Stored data
--- --- ---

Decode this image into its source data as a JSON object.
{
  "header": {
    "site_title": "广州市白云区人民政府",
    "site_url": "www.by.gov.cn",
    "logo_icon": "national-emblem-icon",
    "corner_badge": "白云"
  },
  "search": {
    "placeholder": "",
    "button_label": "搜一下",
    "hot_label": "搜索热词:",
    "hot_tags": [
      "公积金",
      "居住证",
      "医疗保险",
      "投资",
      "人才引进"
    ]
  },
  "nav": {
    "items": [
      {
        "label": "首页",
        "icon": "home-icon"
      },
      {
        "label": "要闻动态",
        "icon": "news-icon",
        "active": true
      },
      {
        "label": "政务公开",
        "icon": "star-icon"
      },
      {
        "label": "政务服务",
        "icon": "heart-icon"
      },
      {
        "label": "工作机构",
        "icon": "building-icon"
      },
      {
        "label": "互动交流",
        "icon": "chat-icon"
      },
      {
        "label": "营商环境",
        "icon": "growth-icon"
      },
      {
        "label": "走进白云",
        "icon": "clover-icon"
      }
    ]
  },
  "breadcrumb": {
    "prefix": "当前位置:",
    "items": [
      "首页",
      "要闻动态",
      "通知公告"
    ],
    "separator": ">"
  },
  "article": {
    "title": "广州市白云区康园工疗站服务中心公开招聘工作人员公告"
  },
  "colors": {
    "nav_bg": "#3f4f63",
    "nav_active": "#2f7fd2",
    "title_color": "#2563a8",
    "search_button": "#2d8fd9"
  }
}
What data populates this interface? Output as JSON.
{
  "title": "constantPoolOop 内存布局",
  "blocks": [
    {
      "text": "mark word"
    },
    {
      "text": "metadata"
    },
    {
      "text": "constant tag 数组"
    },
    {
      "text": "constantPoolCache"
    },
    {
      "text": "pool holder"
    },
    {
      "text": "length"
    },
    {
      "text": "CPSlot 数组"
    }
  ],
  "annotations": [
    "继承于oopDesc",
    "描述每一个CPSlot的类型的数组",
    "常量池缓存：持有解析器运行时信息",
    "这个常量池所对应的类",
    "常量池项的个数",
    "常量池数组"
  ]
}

--- --- ---

**Objective:**
Repeat all the entries word for word.

**Reply:**
Decode this image into its source data as a JSON object.
{
  "header": {
    "site_title": "广州市白云区人民政府",
    "site_url": "www.by.gov.cn",
    "logo_icon": "national-emblem-icon",
    "corner_badge": "白云"
  },
  "search": {
    "placeholder": "",
    "button_label": "搜一下",
    "hot_label": "搜索热词:",
    "hot_tags": [
      "公积金",
      "居住证",
      "医疗保险",
      "投资",
      "人才引进"
    ]
  },
  "nav": {
    "items": [
      {
        "label": "首页",
        "icon": "home-icon"
      },
      {
        "label": "要闻动态",
        "icon": "news-icon",
        "active": true
      },
      {
        "label": "政务公开",
        "icon": "star-icon"
      },
      {
        "label": "政务服务",
        "icon": "heart-icon"
      },
      {
        "label": "工作机构",
        "icon": "building-icon"
      },
      {
        "label": "互动交流",
        "icon": "chat-icon"
      },
      {
        "label": "营商环境",
        "icon": "growth-icon"
      },
      {
        "label": "走进白云",
        "icon": "clover-icon"
      }
    ]
  },
  "breadcrumb": {
    "prefix": "当前位置:",
    "items": [
      "首页",
      "要闻动态",
      "通知公告"
    ],
    "separator": ">"
  },
  "article": {
    "title": "广州市白云区康园工疗站服务中心公开招聘工作人员公告"
  },
  "colors": {
    "nav_bg": "#3f4f63",
    "nav_active": "#2f7fd2",
    "title_color": "#2563a8",
    "search_button": "#2d8fd9"
  }
}
What data populates this interface? Output as JSON.
{
  "title": "constantPoolOop 内存布局",
  "blocks": [
    {
      "text": "mark word"
    },
    {
      "text": "metadata"
    },
    {
      "text": "constant tag 数组"
    },
    {
      "text": "constantPoolCache"
    },
    {
      "text": "pool holder"
    },
    {
      "text": "length"
    },
    {
      "text": "CPSlot 数组"
    }
  ],
  "annotations": [
    "继承于oopDesc",
    "描述每一个CPSlot的类型的数组",
    "常量池缓存：持有解析器运行时信息",
    "这个常量池所对应的类",
    "常量池项的个数",
    "常量池数组"
  ]
}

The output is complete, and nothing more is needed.